_Consegna 1:_
Riporti integralmente la recensione di Aftermath, senza alcuna modifica.

_Estratto del documento:_
Dopo una parentesi durata tre anni e comprendente cinque LP e una vagonata di 45 giri, gli Stones riescono finalmente a dare alla luce un 33 giri composto interamente da pezzi in proprio. Parto podalico, d’accordo, ma calcolato: Aftermath inaugura alla grande il ciclo “atipico” del gruppo che abbraccerà il biennio ’66 / ’67 per concludersi – bene o male – con il controverso Their Satanic Majesties Request di cui si dirà in seguito.
Aftermath è senza ombra di dubbio un lavoro di rilevante spessore: dal punto di vista squisitamente censorio si tratta di un lavoro di tutto riguardo, articolato com’è tra pezzi per lo più molto buoni, spesso ottimi ed in alcuni casi davvero eccellenti. Siamo ben distanti, però, da quel sound rock and roll sporco e cattivo che aveva fatto (e ancora di più farà in seguito) la fortuna del gruppo. Non solo distanti, anzi, ma addirittura in clamoroso allontanamento, e i due LP successivi confermeranno inequivocabilmente la tendenza.

_Voci elencate:_
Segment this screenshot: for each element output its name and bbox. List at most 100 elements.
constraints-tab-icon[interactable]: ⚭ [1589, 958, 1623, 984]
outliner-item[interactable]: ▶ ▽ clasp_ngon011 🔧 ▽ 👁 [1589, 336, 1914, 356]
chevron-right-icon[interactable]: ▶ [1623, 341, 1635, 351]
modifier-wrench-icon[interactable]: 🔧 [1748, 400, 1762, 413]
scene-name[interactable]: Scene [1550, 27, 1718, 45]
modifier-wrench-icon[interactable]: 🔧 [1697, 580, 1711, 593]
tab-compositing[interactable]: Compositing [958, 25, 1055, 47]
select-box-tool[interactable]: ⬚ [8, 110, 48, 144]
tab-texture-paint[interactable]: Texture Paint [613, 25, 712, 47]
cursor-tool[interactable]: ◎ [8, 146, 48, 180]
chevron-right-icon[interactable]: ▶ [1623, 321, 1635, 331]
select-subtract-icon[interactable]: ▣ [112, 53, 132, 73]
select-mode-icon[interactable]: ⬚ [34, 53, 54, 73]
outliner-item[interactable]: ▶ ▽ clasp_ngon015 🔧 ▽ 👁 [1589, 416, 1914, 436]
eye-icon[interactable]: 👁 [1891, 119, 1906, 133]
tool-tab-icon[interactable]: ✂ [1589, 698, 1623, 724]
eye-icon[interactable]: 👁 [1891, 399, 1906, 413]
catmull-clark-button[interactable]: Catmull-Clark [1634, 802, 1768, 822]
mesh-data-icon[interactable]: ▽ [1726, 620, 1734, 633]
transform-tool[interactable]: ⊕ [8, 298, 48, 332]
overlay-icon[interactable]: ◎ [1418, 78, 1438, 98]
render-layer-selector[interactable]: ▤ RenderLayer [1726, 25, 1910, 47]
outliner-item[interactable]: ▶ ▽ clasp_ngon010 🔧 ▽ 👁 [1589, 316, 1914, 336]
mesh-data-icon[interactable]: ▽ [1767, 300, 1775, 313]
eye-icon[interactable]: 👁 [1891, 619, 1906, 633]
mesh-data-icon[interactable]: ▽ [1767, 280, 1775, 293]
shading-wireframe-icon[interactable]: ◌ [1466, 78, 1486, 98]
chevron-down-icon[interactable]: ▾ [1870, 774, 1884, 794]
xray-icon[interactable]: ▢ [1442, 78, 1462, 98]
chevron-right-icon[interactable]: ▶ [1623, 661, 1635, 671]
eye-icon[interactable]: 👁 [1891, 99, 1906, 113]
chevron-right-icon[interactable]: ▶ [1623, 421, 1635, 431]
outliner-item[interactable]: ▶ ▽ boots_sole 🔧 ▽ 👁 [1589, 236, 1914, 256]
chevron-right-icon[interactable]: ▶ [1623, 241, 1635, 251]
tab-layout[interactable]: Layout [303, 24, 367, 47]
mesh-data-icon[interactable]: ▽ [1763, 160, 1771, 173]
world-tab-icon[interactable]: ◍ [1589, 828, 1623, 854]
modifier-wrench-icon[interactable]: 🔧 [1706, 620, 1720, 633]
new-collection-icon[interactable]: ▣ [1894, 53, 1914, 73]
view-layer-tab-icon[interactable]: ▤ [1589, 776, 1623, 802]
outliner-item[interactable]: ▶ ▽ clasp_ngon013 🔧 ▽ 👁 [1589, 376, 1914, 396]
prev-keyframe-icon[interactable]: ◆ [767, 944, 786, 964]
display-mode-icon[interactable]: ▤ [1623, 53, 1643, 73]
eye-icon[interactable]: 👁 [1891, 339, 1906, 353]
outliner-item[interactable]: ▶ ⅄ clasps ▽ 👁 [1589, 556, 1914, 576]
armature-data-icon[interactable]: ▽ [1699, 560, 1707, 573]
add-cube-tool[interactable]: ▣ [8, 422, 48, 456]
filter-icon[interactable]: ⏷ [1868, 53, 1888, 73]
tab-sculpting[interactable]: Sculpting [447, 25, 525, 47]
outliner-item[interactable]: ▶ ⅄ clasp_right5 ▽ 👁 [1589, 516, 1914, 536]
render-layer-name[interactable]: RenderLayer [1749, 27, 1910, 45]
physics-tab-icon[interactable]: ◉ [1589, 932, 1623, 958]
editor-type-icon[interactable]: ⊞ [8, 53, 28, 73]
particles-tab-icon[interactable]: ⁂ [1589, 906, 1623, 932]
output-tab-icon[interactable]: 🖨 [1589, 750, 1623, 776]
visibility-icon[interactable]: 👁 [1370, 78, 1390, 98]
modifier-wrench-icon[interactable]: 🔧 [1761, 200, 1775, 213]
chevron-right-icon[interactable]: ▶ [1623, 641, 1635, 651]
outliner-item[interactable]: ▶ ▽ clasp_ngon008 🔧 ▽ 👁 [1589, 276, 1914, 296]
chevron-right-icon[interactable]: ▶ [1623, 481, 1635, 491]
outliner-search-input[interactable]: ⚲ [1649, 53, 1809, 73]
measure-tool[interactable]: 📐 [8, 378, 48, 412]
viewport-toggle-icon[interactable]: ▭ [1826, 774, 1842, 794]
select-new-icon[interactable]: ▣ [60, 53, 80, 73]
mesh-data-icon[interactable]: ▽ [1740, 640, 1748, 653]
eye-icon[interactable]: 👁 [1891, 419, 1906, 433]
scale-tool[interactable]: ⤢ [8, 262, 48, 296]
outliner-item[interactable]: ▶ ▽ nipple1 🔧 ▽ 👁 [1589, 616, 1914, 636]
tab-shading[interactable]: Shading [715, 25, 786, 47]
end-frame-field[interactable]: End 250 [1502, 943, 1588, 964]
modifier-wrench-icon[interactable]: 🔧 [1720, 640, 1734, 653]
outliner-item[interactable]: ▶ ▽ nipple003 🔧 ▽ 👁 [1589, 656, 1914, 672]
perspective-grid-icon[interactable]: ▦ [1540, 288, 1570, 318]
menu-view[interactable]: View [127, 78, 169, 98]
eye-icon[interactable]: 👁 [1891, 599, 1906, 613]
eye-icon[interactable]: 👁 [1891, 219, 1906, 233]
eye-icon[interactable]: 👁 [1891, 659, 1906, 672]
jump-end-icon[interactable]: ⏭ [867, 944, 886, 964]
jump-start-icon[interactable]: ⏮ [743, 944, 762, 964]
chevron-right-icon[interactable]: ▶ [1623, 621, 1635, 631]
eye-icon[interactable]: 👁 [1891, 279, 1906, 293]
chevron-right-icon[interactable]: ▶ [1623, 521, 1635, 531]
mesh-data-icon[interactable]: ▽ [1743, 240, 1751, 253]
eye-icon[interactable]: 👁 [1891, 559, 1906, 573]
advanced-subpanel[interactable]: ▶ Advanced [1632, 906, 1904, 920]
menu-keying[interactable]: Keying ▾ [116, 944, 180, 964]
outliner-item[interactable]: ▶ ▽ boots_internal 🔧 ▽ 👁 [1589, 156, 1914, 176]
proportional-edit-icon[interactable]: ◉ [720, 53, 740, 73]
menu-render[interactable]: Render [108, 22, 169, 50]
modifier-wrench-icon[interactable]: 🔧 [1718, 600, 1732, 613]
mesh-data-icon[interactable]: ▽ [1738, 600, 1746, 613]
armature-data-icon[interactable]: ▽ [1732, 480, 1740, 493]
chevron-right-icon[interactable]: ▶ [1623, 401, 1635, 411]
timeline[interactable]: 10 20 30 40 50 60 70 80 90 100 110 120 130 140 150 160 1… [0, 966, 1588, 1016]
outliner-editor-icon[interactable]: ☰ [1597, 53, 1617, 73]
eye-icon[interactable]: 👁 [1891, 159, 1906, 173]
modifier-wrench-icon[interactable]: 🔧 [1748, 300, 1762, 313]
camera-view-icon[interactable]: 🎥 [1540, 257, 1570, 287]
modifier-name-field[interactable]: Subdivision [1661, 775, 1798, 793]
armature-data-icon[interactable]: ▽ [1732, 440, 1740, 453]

_Consegna 2:_
Individui nei record ogni riga che contiene la stringa "render" e la copi, distinguendo tra maiuscole e minuscole.

_Risposta completa 1:_
Dopo una parentesi durata tre anni e comprendente cinque LP e una vagonata di 45 giri, gli Stones riescono finalmente a dare alla luce un 33 giri composto interamente da pezzi in proprio. Parto podalico, d’accordo, ma calcolato: Aftermath inaugura alla grande il ciclo “atipico” del gruppo che abbraccerà il biennio ’66 / ’67 per concludersi – bene o male – con il controverso Their Satanic Majesties Request di cui si dirà in seguito.
Aftermath è senza ombra di dubbio un lavoro di rilevante spessore: dal punto di vista squisitamente censorio si tratta di un lavoro di tutto riguardo, articolato com’è tra pezzi per lo più molto buoni, spesso ottimi ed in alcuni casi davvero eccellenti. Siamo ben distanti, però, da quel sound rock and roll sporco e cattivo che aveva fatto (e ancora di più farà in seguito) la fortuna del gruppo. Non solo distanti, anzi, ma addirittura in clamoroso allontanamento, e i due LP successivi confermeranno inequivocabilmente la tendenza.

_Risposta completa 2:_
render-layer-selector[interactable]: ▤ RenderLayer [1726, 25, 1910, 47]
render-layer-name[interactable]: RenderLayer [1749, 27, 1910, 45]
menu-render[interactable]: Render [108, 22, 169, 50]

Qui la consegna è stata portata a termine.